▸ **WHAT YOU WILL DO**
Output every record word for word.

[Figure contents as structured data]
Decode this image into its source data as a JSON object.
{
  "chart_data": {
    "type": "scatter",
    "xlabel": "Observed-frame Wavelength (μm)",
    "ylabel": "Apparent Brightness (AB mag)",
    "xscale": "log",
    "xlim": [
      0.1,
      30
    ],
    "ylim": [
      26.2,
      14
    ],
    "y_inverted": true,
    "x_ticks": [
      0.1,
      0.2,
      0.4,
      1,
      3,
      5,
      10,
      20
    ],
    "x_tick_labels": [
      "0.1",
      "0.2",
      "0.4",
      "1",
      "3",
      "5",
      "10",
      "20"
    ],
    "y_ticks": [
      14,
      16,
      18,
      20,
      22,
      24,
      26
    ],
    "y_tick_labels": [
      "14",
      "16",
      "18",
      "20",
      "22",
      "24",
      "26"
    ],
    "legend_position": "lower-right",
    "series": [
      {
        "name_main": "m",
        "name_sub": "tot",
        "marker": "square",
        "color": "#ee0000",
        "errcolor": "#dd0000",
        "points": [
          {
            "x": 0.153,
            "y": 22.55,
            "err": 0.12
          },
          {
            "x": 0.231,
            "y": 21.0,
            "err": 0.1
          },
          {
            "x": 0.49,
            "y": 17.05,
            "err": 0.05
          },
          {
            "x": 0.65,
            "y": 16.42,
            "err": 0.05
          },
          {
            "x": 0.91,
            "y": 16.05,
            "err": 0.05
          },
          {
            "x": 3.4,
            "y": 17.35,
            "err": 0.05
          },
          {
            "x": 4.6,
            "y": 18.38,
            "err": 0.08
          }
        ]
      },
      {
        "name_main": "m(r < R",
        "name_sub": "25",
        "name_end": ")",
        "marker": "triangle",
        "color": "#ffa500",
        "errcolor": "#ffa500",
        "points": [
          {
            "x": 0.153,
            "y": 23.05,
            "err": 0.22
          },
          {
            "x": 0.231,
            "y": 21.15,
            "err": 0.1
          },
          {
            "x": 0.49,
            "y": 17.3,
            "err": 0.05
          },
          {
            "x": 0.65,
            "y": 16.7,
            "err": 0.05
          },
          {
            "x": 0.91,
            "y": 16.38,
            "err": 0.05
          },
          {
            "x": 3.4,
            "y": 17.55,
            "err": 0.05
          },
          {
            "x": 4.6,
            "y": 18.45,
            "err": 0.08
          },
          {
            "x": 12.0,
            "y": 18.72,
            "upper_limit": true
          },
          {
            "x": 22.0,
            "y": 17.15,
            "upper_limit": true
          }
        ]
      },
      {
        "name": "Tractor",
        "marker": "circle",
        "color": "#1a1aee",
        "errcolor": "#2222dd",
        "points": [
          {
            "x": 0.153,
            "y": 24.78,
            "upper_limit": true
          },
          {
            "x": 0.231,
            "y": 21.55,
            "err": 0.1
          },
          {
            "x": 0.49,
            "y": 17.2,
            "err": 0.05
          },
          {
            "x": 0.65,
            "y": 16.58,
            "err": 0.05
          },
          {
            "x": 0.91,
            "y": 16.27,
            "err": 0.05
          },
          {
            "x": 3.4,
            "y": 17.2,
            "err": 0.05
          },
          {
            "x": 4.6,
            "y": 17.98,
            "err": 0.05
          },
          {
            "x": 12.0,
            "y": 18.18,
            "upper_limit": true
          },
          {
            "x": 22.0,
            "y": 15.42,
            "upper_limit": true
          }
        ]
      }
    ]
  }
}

▸ **COMPLETE RESPONSE**
Decode this image into its source data as a JSON object.
{
  "chart_data": {
    "type": "scatter",
    "xlabel": "Observed-frame Wavelength (μm)",
    "ylabel": "Apparent Brightness (AB mag)",
    "xscale": "log",
    "xlim": [
      0.1,
      30
    ],
    "ylim": [
      26.2,
      14
    ],
    "y_inverted": true,
    "x_ticks": [
      0.1,
      0.2,
      0.4,
      1,
      3,
      5,
      10,
      20
    ],
    "x_tick_labels": [
      "0.1",
      "0.2",
      "0.4",
      "1",
      "3",
      "5",
      "10",
      "20"
    ],
    "y_ticks": [
      14,
      16,
      18,
      20,
      22,
      24,
      26
    ],
    "y_tick_labels": [
      "14",
      "16",
      "18",
      "20",
      "22",
      "24",
      "26"
    ],
    "legend_position": "lower-right",
    "series": [
      {
        "name_main": "m",
        "name_sub": "tot",
        "marker": "square",
        "color": "#ee0000",
        "errcolor": "#dd0000",
        "points": [
          {
            "x": 0.153,
            "y": 22.55,
            "err": 0.12
          },
          {
            "x": 0.231,
            "y": 21.0,
            "err": 0.1
          },
          {
            "x": 0.49,
            "y": 17.05,
            "err": 0.05
          },
          {
            "x": 0.65,
            "y": 16.42,
            "err": 0.05
          },
          {
            "x": 0.91,
            "y": 16.05,
            "err": 0.05
          },
          {
            "x": 3.4,
            "y": 17.35,
            "err": 0.05
          },
          {
            "x": 4.6,
            "y": 18.38,
            "err": 0.08
          }
        ]
      },
      {
        "name_main": "m(r < R",
        "name_sub": "25",
        "name_end": ")",
        "marker": "triangle",
        "color": "#ffa500",
        "errcolor": "#ffa500",
        "points": [
          {
            "x": 0.153,
            "y": 23.05,
            "err": 0.22
          },
          {
            "x": 0.231,
            "y": 21.15,
            "err": 0.1
          },
          {
            "x": 0.49,
            "y": 17.3,
            "err": 0.05
          },
          {
            "x": 0.65,
            "y": 16.7,
            "err": 0.05
          },
          {
            "x": 0.91,
            "y": 16.38,
            "err": 0.05
          },
          {
            "x": 3.4,
            "y": 17.55,
            "err": 0.05
          },
          {
            "x": 4.6,
            "y": 18.45,
            "err": 0.08
          },
          {
            "x": 12.0,
            "y": 18.72,
            "upper_limit": true
          },
          {
            "x": 22.0,
            "y": 17.15,
            "upper_limit": true
          }
        ]
      },
      {
        "name": "Tractor",
        "marker": "circle",
        "color": "#1a1aee",
        "errcolor": "#2222dd",
        "points": [
          {
            "x": 0.153,
            "y": 24.78,
            "upper_limit": true
          },
          {
            "x": 0.231,
            "y": 21.55,
            "err": 0.1
          },
          {
            "x": 0.49,
            "y": 17.2,
            "err": 0.05
          },
          {
            "x": 0.65,
            "y": 16.58,
            "err": 0.05
          },
          {
            "x": 0.91,
            "y": 16.27,
            "err": 0.05
          },
          {
            "x": 3.4,
            "y": 17.2,
            "err": 0.05
          },
          {
            "x": 4.6,
            "y": 17.98,
            "err": 0.05
          },
          {
            "x": 12.0,
            "y": 18.18,
            "upper_limit": true
          },
          {
            "x": 22.0,
            "y": 15.42,
            "upper_limit": true
          }
        ]
      }
    ]
  }
}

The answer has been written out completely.